▶ YOUR OBJECTIVE
Indicate only the number of lines in the listing below in which the word "epoch" appears.

▶ RECORDS SUPPLIED
# # # #

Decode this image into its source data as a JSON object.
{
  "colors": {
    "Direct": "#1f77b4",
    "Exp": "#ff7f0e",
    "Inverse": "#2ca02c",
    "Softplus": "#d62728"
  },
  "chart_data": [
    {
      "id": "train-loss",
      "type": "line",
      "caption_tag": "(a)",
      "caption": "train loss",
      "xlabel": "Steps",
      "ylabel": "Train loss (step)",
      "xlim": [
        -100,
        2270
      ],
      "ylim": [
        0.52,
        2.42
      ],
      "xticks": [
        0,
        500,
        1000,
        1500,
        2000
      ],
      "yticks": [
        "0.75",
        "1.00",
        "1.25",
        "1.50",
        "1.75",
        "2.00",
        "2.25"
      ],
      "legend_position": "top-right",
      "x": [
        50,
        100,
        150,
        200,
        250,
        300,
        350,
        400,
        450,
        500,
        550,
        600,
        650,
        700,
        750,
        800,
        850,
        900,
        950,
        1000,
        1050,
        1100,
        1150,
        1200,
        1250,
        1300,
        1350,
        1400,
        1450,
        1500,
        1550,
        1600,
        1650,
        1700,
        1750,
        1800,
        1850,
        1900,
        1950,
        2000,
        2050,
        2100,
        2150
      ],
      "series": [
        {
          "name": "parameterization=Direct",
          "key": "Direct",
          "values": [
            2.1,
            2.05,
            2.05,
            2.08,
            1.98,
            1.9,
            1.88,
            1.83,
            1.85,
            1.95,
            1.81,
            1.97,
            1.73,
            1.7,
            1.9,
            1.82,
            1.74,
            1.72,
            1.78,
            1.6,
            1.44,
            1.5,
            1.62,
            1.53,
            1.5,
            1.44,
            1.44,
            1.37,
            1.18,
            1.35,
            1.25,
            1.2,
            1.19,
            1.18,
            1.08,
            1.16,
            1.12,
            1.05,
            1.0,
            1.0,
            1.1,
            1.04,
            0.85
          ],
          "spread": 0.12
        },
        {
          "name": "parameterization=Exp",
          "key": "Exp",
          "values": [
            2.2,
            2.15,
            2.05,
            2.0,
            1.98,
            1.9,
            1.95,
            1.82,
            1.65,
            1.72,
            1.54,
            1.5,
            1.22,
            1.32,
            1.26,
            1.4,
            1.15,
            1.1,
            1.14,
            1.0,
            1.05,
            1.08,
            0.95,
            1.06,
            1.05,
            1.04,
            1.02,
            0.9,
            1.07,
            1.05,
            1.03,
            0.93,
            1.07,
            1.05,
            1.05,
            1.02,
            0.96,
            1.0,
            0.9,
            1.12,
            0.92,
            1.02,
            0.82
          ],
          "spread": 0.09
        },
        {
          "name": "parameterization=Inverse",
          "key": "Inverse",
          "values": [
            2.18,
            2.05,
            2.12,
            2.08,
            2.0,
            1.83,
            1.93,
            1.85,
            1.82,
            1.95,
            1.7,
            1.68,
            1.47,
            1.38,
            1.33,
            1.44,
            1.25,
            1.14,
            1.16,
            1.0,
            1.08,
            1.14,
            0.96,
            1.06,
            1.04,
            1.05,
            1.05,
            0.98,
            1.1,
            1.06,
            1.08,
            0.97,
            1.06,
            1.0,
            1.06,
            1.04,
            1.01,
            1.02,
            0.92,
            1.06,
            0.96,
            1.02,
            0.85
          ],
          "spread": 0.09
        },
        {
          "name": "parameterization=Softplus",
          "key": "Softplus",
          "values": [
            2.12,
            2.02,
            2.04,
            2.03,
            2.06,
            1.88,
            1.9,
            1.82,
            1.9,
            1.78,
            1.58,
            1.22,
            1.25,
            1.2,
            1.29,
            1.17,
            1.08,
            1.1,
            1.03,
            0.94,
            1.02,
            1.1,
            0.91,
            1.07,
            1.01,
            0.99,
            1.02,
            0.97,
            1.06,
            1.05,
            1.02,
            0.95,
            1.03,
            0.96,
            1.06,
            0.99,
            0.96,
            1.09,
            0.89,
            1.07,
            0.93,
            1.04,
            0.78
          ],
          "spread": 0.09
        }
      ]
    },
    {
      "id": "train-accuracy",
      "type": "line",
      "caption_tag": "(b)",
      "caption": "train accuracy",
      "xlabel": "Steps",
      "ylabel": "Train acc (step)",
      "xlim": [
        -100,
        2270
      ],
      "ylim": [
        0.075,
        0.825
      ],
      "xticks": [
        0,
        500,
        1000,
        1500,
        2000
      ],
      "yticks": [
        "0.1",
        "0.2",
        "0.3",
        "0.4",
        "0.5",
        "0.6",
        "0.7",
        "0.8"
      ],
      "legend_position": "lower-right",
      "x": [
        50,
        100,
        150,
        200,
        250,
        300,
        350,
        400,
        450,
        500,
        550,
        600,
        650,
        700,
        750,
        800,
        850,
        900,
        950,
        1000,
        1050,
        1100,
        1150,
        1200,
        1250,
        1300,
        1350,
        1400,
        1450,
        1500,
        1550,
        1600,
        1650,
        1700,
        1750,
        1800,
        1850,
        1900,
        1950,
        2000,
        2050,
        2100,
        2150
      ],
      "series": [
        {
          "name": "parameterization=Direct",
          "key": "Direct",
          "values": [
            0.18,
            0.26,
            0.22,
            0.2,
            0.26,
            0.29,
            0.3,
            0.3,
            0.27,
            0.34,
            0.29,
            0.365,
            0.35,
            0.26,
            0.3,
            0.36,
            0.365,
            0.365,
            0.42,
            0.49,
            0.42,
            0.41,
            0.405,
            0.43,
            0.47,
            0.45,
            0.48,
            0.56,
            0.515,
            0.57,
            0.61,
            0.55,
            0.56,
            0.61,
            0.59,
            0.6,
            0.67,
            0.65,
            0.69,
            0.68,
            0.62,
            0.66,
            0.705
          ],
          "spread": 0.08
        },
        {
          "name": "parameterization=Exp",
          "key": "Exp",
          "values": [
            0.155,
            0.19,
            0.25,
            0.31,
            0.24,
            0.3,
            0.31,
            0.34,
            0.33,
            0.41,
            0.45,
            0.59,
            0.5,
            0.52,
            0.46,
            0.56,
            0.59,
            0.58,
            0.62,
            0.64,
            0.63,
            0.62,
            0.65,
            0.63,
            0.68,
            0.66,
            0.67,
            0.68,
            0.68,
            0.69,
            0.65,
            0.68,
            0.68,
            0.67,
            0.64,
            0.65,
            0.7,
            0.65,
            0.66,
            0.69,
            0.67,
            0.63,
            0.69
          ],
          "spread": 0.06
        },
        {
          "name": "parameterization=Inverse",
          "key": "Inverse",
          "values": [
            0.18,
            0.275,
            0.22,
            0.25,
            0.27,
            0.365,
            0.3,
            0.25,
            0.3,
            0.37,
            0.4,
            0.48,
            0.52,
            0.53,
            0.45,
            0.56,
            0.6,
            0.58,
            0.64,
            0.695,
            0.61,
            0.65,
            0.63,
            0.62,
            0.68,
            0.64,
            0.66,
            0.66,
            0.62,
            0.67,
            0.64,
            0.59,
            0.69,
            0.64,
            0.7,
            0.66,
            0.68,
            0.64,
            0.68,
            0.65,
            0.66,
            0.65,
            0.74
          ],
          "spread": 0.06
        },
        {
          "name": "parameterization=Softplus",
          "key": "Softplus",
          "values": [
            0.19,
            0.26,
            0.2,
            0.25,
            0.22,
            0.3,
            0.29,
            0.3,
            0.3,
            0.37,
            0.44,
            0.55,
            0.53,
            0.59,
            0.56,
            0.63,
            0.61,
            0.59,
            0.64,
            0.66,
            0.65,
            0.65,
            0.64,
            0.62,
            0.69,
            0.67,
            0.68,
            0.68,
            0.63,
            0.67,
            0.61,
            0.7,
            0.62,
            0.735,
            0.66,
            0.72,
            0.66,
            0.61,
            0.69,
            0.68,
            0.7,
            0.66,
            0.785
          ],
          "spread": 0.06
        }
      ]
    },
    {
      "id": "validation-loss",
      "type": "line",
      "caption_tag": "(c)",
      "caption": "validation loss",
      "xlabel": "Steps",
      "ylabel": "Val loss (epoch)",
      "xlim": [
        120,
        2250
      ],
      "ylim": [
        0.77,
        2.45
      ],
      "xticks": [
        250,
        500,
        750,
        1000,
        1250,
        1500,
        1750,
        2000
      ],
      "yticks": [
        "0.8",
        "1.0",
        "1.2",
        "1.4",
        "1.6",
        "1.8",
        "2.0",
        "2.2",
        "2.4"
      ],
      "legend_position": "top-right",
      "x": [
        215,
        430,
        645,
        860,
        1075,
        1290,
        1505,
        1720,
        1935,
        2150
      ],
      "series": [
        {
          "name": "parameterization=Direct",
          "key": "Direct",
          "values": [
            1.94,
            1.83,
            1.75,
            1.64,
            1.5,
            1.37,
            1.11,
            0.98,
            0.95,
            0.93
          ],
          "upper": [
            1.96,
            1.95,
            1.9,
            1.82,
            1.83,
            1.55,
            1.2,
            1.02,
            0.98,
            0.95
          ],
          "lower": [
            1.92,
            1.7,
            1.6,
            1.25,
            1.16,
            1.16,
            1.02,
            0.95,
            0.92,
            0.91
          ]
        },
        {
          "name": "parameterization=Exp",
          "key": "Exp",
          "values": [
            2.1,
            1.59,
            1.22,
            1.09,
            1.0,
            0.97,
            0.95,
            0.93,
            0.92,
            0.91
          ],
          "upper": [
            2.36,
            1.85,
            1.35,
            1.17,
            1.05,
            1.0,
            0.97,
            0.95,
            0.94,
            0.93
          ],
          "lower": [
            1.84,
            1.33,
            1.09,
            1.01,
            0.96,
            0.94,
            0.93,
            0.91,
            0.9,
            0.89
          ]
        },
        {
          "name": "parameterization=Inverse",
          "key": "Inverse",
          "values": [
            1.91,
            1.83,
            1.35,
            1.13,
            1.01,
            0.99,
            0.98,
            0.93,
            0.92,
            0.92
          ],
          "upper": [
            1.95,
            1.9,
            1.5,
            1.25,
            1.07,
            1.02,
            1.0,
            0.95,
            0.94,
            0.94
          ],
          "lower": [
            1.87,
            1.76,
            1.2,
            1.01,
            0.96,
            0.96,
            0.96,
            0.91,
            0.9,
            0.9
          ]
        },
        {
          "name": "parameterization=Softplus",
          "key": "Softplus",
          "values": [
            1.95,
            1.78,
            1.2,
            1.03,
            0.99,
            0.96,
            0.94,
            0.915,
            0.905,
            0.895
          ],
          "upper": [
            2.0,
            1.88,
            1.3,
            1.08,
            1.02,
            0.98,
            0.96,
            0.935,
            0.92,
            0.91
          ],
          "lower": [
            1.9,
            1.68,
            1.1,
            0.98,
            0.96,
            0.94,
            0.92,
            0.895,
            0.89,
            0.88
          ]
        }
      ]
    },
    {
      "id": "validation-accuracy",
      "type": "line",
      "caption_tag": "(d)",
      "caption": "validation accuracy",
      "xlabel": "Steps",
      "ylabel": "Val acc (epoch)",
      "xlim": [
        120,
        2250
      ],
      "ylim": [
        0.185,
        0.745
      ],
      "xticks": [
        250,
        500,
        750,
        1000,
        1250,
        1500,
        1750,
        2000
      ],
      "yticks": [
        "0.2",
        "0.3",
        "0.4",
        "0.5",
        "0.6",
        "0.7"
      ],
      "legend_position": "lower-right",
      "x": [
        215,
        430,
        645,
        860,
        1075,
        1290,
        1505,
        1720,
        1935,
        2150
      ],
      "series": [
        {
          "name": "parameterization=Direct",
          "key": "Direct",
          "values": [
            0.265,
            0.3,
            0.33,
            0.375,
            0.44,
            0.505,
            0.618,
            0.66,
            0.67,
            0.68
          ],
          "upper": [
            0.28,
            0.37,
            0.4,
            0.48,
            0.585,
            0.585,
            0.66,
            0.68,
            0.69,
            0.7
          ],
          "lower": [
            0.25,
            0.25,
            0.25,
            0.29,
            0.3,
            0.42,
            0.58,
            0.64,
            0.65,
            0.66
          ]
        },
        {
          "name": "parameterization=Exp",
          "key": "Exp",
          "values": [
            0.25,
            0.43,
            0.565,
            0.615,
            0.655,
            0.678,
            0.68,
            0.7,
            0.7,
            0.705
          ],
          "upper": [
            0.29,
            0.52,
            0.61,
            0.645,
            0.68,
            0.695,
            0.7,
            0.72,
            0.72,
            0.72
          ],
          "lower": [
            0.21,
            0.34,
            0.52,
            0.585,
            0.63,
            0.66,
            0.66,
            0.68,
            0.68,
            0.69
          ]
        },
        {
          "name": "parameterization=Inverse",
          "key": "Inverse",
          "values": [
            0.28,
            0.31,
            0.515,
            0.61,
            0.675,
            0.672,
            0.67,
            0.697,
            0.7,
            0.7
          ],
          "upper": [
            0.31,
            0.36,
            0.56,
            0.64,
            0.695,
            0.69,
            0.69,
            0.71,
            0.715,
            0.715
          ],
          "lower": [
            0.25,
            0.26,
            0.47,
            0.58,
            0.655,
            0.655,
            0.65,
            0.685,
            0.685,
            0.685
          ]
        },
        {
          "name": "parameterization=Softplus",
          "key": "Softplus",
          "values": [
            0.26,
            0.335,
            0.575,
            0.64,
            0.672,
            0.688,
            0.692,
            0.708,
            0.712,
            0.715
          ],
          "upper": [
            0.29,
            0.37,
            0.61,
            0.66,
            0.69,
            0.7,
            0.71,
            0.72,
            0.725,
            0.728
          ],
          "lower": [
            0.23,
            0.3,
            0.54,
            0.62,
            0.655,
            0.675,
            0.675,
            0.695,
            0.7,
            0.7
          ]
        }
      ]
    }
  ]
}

# # # #

▶ SOLUTION TO THIS PROBLEM
2